- Records from a data collection

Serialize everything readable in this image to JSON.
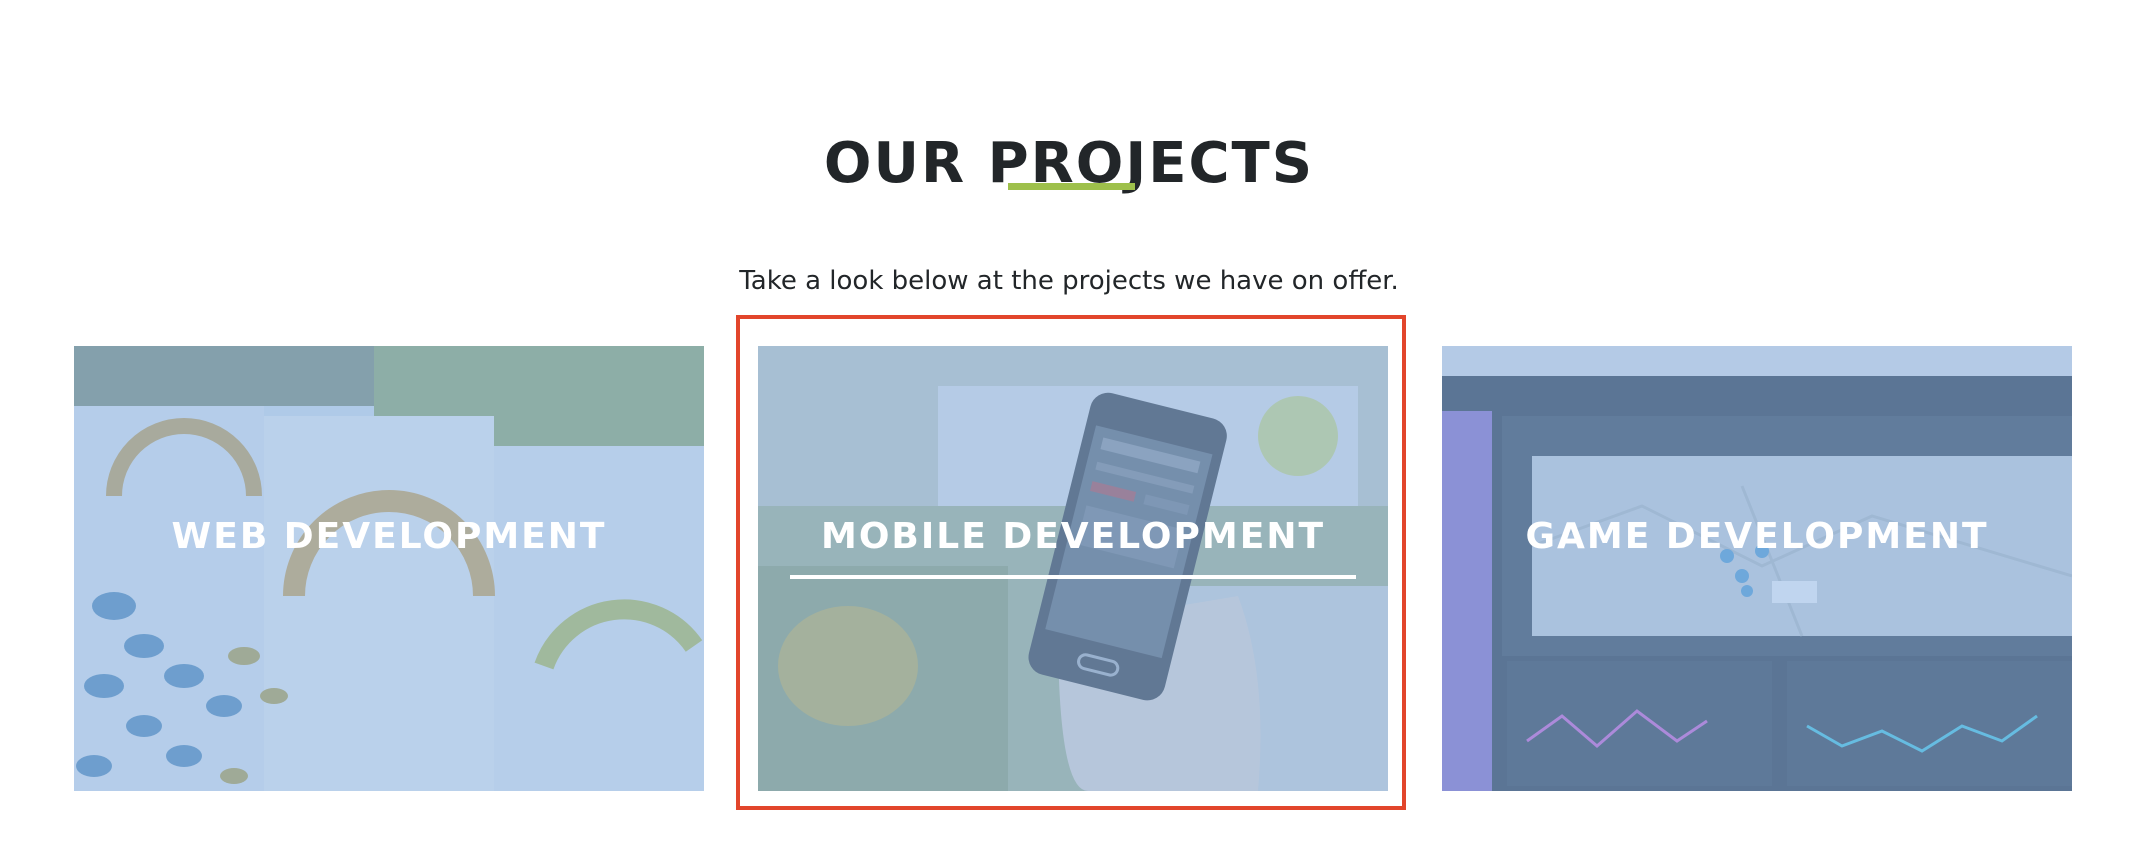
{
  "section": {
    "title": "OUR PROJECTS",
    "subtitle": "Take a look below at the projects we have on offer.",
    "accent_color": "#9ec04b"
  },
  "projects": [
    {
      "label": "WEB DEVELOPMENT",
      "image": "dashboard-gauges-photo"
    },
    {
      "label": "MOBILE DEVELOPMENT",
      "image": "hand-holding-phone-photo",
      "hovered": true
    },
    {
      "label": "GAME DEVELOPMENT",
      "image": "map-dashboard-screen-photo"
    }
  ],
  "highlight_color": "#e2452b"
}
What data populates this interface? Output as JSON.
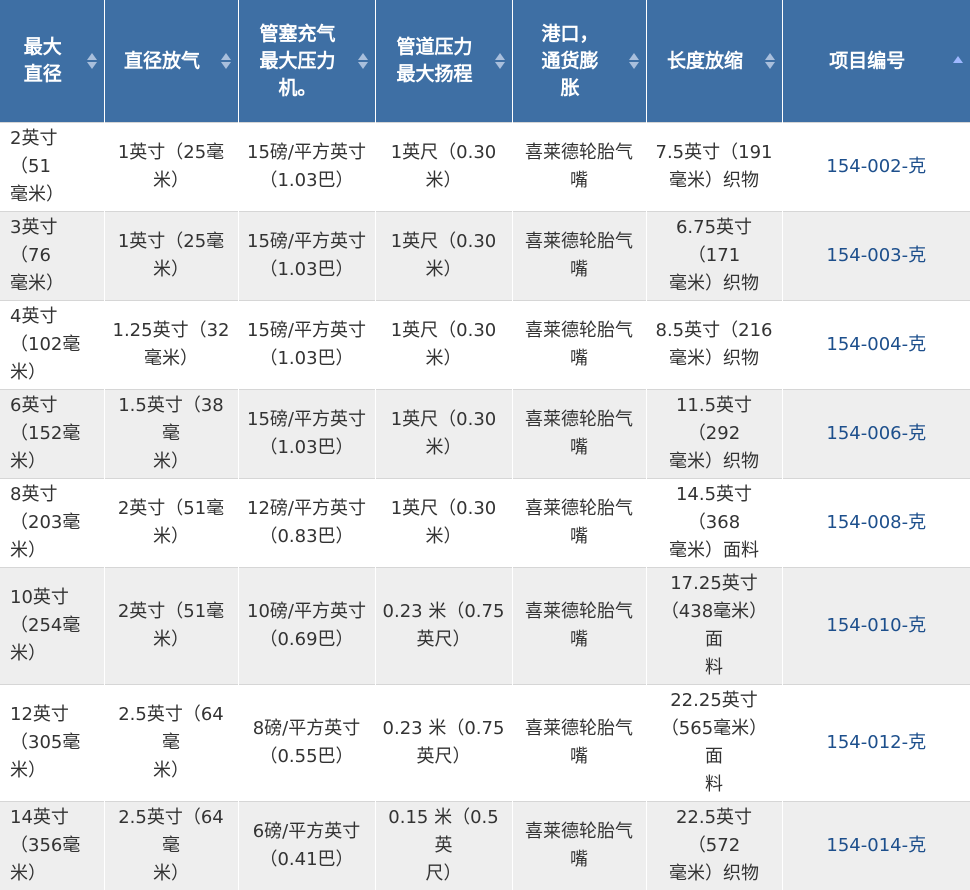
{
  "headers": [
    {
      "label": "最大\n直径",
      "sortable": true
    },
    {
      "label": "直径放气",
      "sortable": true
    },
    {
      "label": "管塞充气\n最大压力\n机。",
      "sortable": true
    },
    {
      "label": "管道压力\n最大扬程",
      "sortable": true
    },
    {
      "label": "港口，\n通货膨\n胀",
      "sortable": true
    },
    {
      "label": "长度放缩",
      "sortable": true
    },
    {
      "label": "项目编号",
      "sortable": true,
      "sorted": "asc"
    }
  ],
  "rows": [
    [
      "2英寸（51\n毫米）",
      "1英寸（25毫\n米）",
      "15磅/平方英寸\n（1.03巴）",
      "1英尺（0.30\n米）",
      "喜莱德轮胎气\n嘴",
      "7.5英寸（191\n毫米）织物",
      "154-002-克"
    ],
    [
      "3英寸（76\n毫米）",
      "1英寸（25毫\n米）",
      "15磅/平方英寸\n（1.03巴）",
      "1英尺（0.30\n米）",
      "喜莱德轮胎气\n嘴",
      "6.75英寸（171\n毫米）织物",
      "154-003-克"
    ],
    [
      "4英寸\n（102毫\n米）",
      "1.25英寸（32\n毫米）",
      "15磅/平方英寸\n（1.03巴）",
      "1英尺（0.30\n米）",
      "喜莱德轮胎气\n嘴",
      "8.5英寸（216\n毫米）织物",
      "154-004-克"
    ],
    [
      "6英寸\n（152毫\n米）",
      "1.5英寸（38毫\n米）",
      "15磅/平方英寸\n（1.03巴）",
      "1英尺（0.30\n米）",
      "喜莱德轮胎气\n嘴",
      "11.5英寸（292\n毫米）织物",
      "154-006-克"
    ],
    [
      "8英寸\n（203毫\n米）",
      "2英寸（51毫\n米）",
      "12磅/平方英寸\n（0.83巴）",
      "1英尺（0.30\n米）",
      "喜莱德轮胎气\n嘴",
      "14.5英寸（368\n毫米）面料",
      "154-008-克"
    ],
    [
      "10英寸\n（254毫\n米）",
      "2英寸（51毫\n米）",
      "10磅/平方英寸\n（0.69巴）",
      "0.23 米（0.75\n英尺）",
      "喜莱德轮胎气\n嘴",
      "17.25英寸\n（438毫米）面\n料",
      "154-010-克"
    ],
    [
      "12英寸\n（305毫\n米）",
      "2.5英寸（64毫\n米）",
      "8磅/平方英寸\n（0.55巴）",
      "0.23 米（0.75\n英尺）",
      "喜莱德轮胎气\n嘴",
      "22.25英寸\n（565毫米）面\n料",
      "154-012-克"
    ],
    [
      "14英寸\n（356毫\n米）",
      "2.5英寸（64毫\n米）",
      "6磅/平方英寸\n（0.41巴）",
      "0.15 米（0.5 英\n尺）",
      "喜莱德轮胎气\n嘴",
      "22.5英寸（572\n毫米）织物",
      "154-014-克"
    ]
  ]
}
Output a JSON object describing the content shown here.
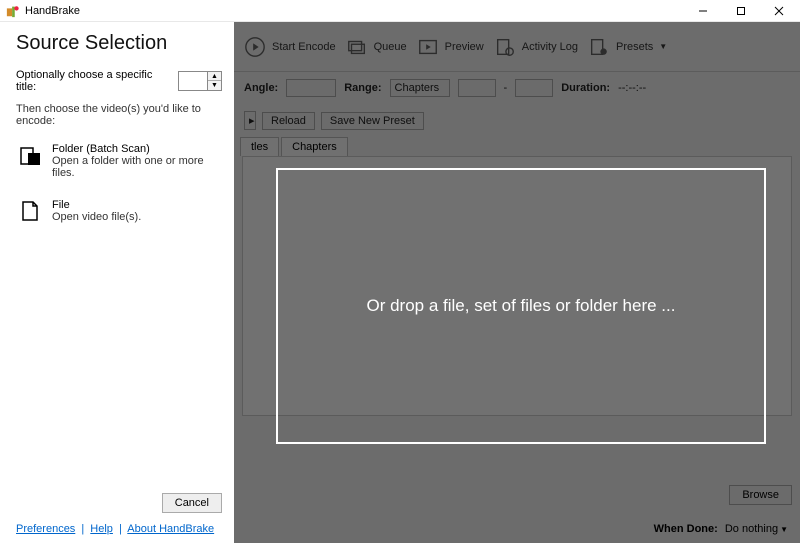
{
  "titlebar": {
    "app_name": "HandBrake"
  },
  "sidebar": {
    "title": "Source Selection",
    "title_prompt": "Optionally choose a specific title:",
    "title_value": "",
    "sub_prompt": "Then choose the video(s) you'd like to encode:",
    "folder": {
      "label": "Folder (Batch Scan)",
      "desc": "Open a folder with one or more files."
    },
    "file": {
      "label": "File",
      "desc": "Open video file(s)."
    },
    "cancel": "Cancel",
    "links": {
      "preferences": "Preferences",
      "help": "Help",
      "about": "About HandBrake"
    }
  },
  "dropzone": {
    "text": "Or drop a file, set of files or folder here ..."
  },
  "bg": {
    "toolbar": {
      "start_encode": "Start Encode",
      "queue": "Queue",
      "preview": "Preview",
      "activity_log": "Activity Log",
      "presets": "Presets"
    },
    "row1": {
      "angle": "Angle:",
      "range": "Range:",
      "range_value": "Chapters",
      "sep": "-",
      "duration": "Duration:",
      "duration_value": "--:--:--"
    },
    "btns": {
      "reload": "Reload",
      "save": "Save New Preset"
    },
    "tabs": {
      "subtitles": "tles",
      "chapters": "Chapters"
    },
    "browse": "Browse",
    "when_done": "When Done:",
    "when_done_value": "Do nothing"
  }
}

- GIVEN TASK
The listing above needs to be output again exactly. Don't include the pictures.

- PROBLEM SOLUTION
Serialize everything readable in this image to JSON.
{
  "section": {
    "title": "OUR PROJECTS",
    "subtitle": "Take a look below at the projects we have on offer.",
    "accent_color": "#9ec04b"
  },
  "projects": [
    {
      "label": "WEB DEVELOPMENT",
      "image": "dashboard-gauges-photo"
    },
    {
      "label": "MOBILE DEVELOPMENT",
      "image": "hand-holding-phone-photo",
      "hovered": true
    },
    {
      "label": "GAME DEVELOPMENT",
      "image": "map-dashboard-screen-photo"
    }
  ],
  "highlight_color": "#e2452b"
}
What data populates this interface? Output as JSON.
{
  "headers": [
    {
      "label": "最大\n直径",
      "sortable": true
    },
    {
      "label": "直径放气",
      "sortable": true
    },
    {
      "label": "管塞充气\n最大压力\n机。",
      "sortable": true
    },
    {
      "label": "管道压力\n最大扬程",
      "sortable": true
    },
    {
      "label": "港口，\n通货膨\n胀",
      "sortable": true
    },
    {
      "label": "长度放缩",
      "sortable": true
    },
    {
      "label": "项目编号",
      "sortable": true,
      "sorted": "asc"
    }
  ],
  "rows": [
    [
      "2英寸（51\n毫米）",
      "1英寸（25毫\n米）",
      "15磅/平方英寸\n（1.03巴）",
      "1英尺（0.30\n米）",
      "喜莱德轮胎气\n嘴",
      "7.5英寸（191\n毫米）织物",
      "154-002-克"
    ],
    [
      "3英寸（76\n毫米）",
      "1英寸（25毫\n米）",
      "15磅/平方英寸\n（1.03巴）",
      "1英尺（0.30\n米）",
      "喜莱德轮胎气\n嘴",
      "6.75英寸（171\n毫米）织物",
      "154-003-克"
    ],
    [
      "4英寸\n（102毫\n米）",
      "1.25英寸（32\n毫米）",
      "15磅/平方英寸\n（1.03巴）",
      "1英尺（0.30\n米）",
      "喜莱德轮胎气\n嘴",
      "8.5英寸（216\n毫米）织物",
      "154-004-克"
    ],
    [
      "6英寸\n（152毫\n米）",
      "1.5英寸（38毫\n米）",
      "15磅/平方英寸\n（1.03巴）",
      "1英尺（0.30\n米）",
      "喜莱德轮胎气\n嘴",
      "11.5英寸（292\n毫米）织物",
      "154-006-克"
    ],
    [
      "8英寸\n（203毫\n米）",
      "2英寸（51毫\n米）",
      "12磅/平方英寸\n（0.83巴）",
      "1英尺（0.30\n米）",
      "喜莱德轮胎气\n嘴",
      "14.5英寸（368\n毫米）面料",
      "154-008-克"
    ],
    [
      "10英寸\n（254毫\n米）",
      "2英寸（51毫\n米）",
      "10磅/平方英寸\n（0.69巴）",
      "0.23 米（0.75\n英尺）",
      "喜莱德轮胎气\n嘴",
      "17.25英寸\n（438毫米）面\n料",
      "154-010-克"
    ],
    [
      "12英寸\n（305毫\n米）",
      "2.5英寸（64毫\n米）",
      "8磅/平方英寸\n（0.55巴）",
      "0.23 米（0.75\n英尺）",
      "喜莱德轮胎气\n嘴",
      "22.25英寸\n（565毫米）面\n料",
      "154-012-克"
    ],
    [
      "14英寸\n（356毫\n米）",
      "2.5英寸（64毫\n米）",
      "6磅/平方英寸\n（0.41巴）",
      "0.15 米（0.5 英\n尺）",
      "喜莱德轮胎气\n嘴",
      "22.5英寸（572\n毫米）织物",
      "154-014-克"
    ]
  ]
}
Output a JSON object describing the content shown here.
{
  "titlebar": {
    "app_name": "HandBrake"
  },
  "sidebar": {
    "title": "Source Selection",
    "title_prompt": "Optionally choose a specific title:",
    "title_value": "",
    "sub_prompt": "Then choose the video(s) you'd like to encode:",
    "folder": {
      "label": "Folder (Batch Scan)",
      "desc": "Open a folder with one or more files."
    },
    "file": {
      "label": "File",
      "desc": "Open video file(s)."
    },
    "cancel": "Cancel",
    "links": {
      "preferences": "Preferences",
      "help": "Help",
      "about": "About HandBrake"
    }
  },
  "dropzone": {
    "text": "Or drop a file, set of files or folder here ..."
  },
  "bg": {
    "toolbar": {
      "start_encode": "Start Encode",
      "queue": "Queue",
      "preview": "Preview",
      "activity_log": "Activity Log",
      "presets": "Presets"
    },
    "row1": {
      "angle": "Angle:",
      "range": "Range:",
      "range_value": "Chapters",
      "sep": "-",
      "duration": "Duration:",
      "duration_value": "--:--:--"
    },
    "btns": {
      "reload": "Reload",
      "save": "Save New Preset"
    },
    "tabs": {
      "subtitles": "tles",
      "chapters": "Chapters"
    },
    "browse": "Browse",
    "when_done": "When Done:",
    "when_done_value": "Do nothing"
  }
}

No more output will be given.